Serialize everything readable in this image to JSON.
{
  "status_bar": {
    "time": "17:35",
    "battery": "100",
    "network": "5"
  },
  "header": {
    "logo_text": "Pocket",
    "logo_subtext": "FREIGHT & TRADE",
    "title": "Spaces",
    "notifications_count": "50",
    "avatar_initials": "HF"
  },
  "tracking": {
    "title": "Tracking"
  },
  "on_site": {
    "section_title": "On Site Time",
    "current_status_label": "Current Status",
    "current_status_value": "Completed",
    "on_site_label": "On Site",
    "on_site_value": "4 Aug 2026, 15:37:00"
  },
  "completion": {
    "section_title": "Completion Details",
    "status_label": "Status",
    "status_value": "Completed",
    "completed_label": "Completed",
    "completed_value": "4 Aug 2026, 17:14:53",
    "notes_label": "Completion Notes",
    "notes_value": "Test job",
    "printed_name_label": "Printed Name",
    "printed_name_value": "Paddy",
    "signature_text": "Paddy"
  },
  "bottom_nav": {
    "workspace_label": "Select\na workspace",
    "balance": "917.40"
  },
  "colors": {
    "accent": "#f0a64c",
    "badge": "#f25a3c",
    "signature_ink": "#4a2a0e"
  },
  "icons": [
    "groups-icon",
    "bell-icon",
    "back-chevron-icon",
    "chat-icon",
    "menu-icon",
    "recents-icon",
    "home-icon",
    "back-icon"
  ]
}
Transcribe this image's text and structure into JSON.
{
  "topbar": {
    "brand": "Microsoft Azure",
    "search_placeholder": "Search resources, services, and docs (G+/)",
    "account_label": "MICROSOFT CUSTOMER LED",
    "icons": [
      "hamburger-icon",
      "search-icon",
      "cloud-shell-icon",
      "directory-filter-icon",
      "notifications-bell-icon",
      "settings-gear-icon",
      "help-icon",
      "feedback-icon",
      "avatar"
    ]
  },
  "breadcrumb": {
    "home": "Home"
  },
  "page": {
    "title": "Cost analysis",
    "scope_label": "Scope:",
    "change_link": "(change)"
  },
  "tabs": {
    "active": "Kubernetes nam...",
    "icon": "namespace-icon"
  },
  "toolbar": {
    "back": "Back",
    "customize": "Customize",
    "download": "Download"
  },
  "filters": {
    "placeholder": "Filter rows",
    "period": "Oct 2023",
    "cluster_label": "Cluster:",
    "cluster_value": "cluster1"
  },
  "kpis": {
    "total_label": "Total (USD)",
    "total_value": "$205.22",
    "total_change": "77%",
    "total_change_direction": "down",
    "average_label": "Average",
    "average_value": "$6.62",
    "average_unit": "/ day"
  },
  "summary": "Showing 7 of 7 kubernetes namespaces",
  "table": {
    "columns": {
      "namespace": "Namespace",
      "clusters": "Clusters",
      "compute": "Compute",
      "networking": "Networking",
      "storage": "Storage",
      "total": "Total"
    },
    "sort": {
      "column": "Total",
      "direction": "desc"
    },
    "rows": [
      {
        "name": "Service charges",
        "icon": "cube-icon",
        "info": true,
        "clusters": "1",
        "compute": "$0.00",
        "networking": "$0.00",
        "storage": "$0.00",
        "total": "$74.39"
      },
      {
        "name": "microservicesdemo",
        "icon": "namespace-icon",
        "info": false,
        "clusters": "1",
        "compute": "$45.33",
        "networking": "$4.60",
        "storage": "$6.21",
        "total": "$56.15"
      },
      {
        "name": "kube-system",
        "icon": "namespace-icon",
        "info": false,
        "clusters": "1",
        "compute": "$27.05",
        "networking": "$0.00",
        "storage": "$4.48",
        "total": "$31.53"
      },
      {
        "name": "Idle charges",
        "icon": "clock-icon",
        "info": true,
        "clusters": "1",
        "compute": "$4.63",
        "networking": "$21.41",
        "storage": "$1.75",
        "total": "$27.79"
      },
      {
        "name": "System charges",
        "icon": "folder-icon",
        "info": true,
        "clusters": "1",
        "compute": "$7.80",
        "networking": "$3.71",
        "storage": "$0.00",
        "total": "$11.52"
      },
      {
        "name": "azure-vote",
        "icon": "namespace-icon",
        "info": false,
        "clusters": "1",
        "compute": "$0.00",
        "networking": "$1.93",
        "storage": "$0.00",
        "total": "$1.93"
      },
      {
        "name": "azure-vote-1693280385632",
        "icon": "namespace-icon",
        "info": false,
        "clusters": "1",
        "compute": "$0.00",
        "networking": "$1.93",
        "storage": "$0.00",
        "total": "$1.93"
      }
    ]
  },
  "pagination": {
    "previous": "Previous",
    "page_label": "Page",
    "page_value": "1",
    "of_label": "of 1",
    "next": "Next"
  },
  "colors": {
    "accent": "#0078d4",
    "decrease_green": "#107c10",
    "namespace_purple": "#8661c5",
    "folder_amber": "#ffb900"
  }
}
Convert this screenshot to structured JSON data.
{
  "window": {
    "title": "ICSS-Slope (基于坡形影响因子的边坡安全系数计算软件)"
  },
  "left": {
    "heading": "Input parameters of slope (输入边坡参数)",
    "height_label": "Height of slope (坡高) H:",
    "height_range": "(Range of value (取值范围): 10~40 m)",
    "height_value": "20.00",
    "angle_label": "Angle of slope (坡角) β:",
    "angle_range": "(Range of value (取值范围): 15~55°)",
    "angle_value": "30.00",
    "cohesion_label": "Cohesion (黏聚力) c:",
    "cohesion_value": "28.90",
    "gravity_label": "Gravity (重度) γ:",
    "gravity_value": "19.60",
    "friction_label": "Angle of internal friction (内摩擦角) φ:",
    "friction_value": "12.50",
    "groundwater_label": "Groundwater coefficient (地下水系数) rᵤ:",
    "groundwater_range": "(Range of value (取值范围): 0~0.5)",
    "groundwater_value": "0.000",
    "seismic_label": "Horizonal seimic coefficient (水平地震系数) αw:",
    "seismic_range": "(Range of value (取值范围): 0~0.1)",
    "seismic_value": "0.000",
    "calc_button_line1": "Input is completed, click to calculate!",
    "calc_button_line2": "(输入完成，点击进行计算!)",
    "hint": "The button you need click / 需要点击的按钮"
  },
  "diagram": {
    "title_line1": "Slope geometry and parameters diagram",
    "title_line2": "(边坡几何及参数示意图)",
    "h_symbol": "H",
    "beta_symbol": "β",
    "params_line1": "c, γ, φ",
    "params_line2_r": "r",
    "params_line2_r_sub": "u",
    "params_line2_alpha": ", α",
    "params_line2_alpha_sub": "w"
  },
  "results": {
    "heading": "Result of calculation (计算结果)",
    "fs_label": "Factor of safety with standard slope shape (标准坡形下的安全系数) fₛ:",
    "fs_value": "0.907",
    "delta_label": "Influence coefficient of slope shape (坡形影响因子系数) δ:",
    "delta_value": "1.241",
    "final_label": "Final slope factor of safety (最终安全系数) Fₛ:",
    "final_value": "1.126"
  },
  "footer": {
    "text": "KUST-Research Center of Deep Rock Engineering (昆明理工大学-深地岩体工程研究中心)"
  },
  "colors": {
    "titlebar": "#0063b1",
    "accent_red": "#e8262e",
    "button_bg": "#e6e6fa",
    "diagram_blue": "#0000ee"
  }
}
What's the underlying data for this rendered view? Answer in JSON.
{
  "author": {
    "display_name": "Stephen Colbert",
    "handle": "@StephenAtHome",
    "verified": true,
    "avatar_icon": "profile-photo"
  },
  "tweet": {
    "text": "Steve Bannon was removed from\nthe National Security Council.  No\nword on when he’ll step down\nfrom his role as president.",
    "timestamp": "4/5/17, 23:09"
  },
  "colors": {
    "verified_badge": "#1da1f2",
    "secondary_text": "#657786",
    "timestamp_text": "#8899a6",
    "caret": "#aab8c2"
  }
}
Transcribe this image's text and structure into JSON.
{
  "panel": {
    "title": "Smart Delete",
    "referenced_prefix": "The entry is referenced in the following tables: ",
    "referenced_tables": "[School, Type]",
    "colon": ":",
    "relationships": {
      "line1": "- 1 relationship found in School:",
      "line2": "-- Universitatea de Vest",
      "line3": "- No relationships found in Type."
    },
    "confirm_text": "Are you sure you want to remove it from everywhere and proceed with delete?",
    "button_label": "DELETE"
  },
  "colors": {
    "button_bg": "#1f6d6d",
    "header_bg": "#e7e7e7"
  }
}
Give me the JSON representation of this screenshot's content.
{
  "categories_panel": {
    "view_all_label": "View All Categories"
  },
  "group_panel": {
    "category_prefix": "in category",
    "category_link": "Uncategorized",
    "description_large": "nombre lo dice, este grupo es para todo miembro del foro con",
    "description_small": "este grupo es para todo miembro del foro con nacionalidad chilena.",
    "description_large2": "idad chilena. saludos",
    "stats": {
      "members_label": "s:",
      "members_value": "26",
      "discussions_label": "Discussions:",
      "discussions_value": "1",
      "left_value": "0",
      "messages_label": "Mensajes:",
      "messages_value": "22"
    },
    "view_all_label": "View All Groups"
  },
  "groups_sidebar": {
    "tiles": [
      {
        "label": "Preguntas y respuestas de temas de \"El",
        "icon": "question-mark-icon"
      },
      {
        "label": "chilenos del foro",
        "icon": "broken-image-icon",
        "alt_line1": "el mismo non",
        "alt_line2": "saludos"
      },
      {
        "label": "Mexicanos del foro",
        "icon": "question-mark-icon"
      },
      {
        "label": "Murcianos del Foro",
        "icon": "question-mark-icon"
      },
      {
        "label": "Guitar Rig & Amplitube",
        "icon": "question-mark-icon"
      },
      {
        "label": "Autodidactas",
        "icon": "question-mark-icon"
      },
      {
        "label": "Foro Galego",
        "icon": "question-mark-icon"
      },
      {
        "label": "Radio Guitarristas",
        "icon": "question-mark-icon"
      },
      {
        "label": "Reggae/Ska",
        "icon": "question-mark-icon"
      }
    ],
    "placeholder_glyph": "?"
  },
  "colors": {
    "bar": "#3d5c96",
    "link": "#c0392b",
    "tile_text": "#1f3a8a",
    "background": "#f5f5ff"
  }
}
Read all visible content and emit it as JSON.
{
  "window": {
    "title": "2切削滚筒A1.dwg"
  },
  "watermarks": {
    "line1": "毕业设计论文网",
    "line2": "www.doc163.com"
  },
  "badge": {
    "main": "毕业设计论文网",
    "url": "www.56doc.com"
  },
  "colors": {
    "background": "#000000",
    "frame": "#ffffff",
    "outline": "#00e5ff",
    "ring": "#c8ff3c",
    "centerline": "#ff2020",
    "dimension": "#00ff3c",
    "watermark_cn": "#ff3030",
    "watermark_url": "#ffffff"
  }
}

=======

Stated goal
For this exercise, gather every line of the data that contains the word "saludos".

Exercise answer
    "description_large2": "idad chilena. saludos",
        "alt_line2": "saludos"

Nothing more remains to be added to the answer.